§ SHORT TASK:
Extract the lines that hold the string "عائشة".

§ MATERIAL FOR THIS TASK:
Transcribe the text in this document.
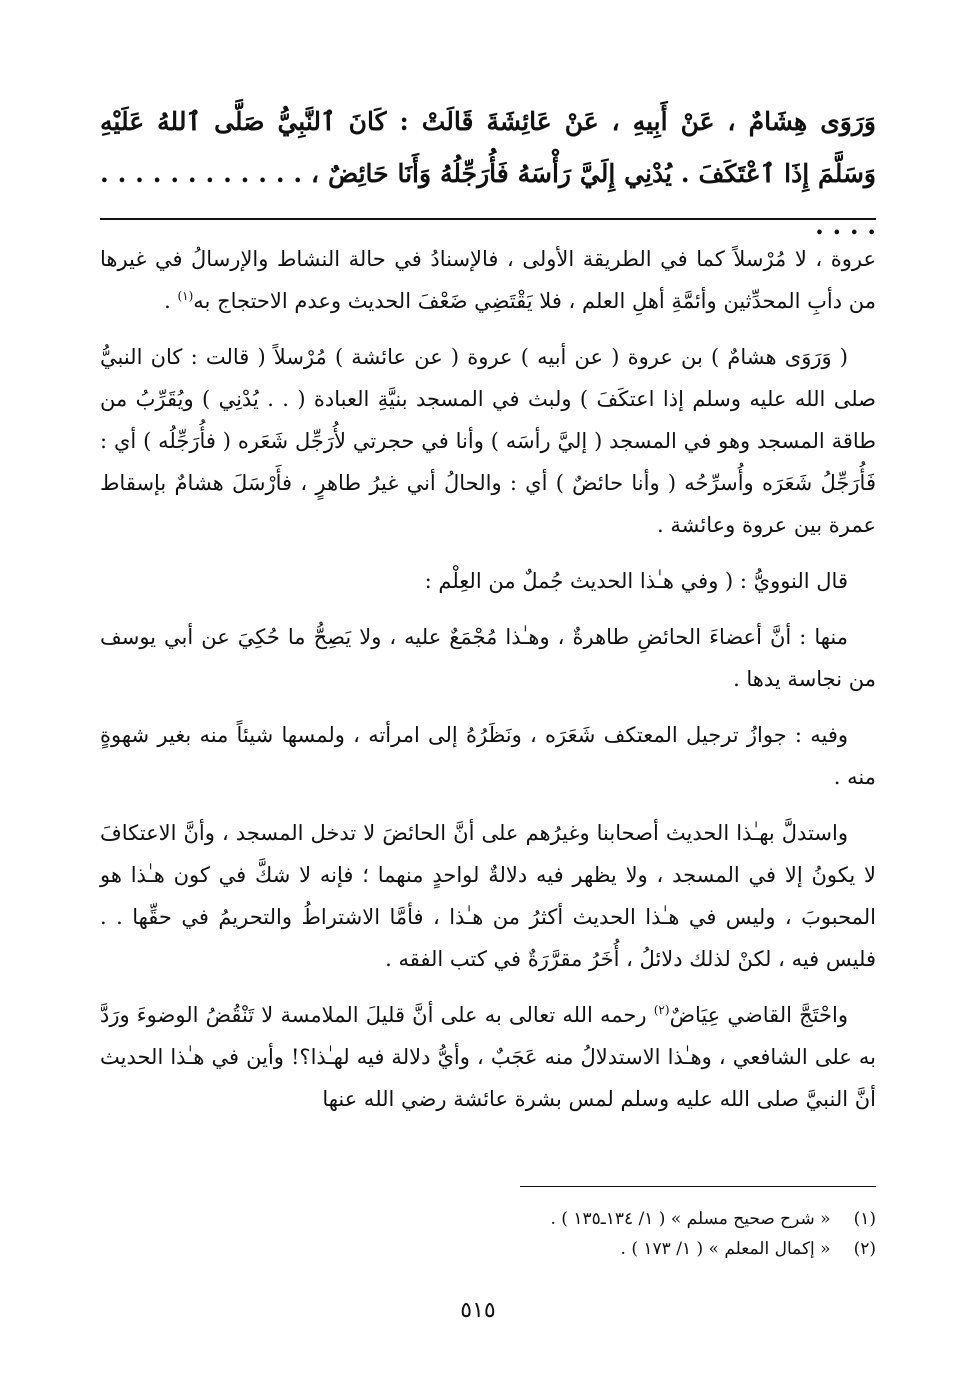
وَرَوَى هِشَامٌ ، عَنْ أَبِيهِ ، عَنْ عَائِشَةَ قَالَتْ : كَانَ ٱلنَّبِيُّ صَلَّى ٱللهُ عَلَيْهِ وَسَلَّمَ إِذَا ٱعْتَكَفَ . يُدْنِي إِلَيَّ رَأْسَهُ فَأُرَجِّلُهُ وَأَنَا حَائِضٌ ، . . . . . . . . . . . . . . . .

عروة ، لا مُرْسلاً كما في الطريقة الأولى ، فالإسنادُ في حالة النشاط والإرسالُ في غيرها من دأبِ المحدِّثين وأئمَّةِ أهلِ العلم ، فلا يَقْتَضِي ضَعْفَ الحديث وعدم الاحتجاج به$^{(١)}$ .

( وَرَوَى هشامٌ ) بن عروة ( عن أبيه ) عروة ( عن عائشة ) مُرْسلاً ( قالت : كان النبيُّ صلى الله عليه وسلم إذا اعتكَفَ ) ولبث في المسجد بنيَّةِ العبادة ( . . يُدْنِي ) ويُقَرِّبُ من طاقة المسجد وهو في المسجد ( إليَّ رأسَه ) وأنا في حجرتي لأُرَجِّل شَعَره ( فأُرَجِّلُه ) أي : فَأُرَجِّلُ شَعَرَه وأُسرِّحُه ( وأنا حائضٌ ) أي : والحالُ أني غيرُ طاهرٍ ، فأَرْسَلَ هشامٌ بإسقاط عمرة بين عروة وعائشة .

قال النوويُّ : ( وفي هـٰذا الحديث جُملٌ من العِلْم :

منها : أنَّ أعضاءَ الحائضِ طاهرةٌ ، وهـٰذا مُجْمَعٌ عليه ، ولا يَصِحُّ ما حُكِيَ عن أبي يوسف من نجاسة يدها .

وفيه : جوازُ ترجيل المعتكف شَعَرَه ، ونَظَرُهُ إلى امرأته ، ولمسها شيئاً منه بغير شهوةٍ منه .

واستدلَّ بهـٰذا الحديث أصحابنا وغيرُهم على أنَّ الحائضَ لا تدخل المسجد ، وأنَّ الاعتكافَ لا يكونُ إلا في المسجد ، ولا يظهر فيه دلالةٌ لواحدٍ منهما ؛ فإنه لا شكَّ في كون هـٰذا هو المحبوبَ ، وليس في هـٰذا الحديث أكثرُ من هـٰذا ، فأمَّا الاشتراطُ والتحريمُ في حقِّها . . فليس فيه ، لكنْ لذلك دلائلُ ، أُخَرُ مقرَّرَةٌ في كتب الفقه .

واحْتَجَّ القاضي عِيَاضٌ$^{(٢)}$ رحمه الله تعالى به على أنَّ قليلَ الملامسة لا تَنْقُضُ الوضوءَ ورَدَّ به على الشافعي ، وهـٰذا الاستدلالُ منه عَجَبٌ ، وأيُّ دلالة فيه لهـٰذا؟! وأين في هـٰذا الحديث أنَّ النبيَّ صلى الله عليه وسلم لمس بشرة عائشة رضي الله عنها

(١) « شرح صحيح مسلم » ( ١/ ١٣٤ـ١٣٥ ) .
(٢) « إكمال المعلم » ( ١/ ١٧٣ ) .
٥١٥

§ SOLUTION FOR THIS PROBLEM:
( وَرَوَى هشامٌ ) بن عروة ( عن أبيه ) عروة ( عن عائشة ) مُرْسلاً ( قالت : كان النبيُّ صلى الله عليه وسلم إذا اعتكَفَ ) ولبث في المسجد بنيَّةِ العبادة ( . . يُدْنِي ) ويُقَرِّبُ من طاقة المسجد وهو في المسجد ( إليَّ رأسَه ) وأنا في حجرتي لأُرَجِّل شَعَره ( فأُرَجِّلُه ) أي : فَأُرَجِّلُ شَعَرَه وأُسرِّحُه ( وأنا حائضٌ ) أي : والحالُ أني غيرُ طاهرٍ ، فأَرْسَلَ هشامٌ بإسقاط عمرة بين عروة وعائشة .
واحْتَجَّ القاضي عِيَاضٌ$^{(٢)}$ رحمه الله تعالى به على أنَّ قليلَ الملامسة لا تَنْقُضُ الوضوءَ ورَدَّ به على الشافعي ، وهـٰذا الاستدلالُ منه عَجَبٌ ، وأيُّ دلالة فيه لهـٰذا؟! وأين في هـٰذا الحديث أنَّ النبيَّ صلى الله عليه وسلم لمس بشرة عائشة رضي الله عنها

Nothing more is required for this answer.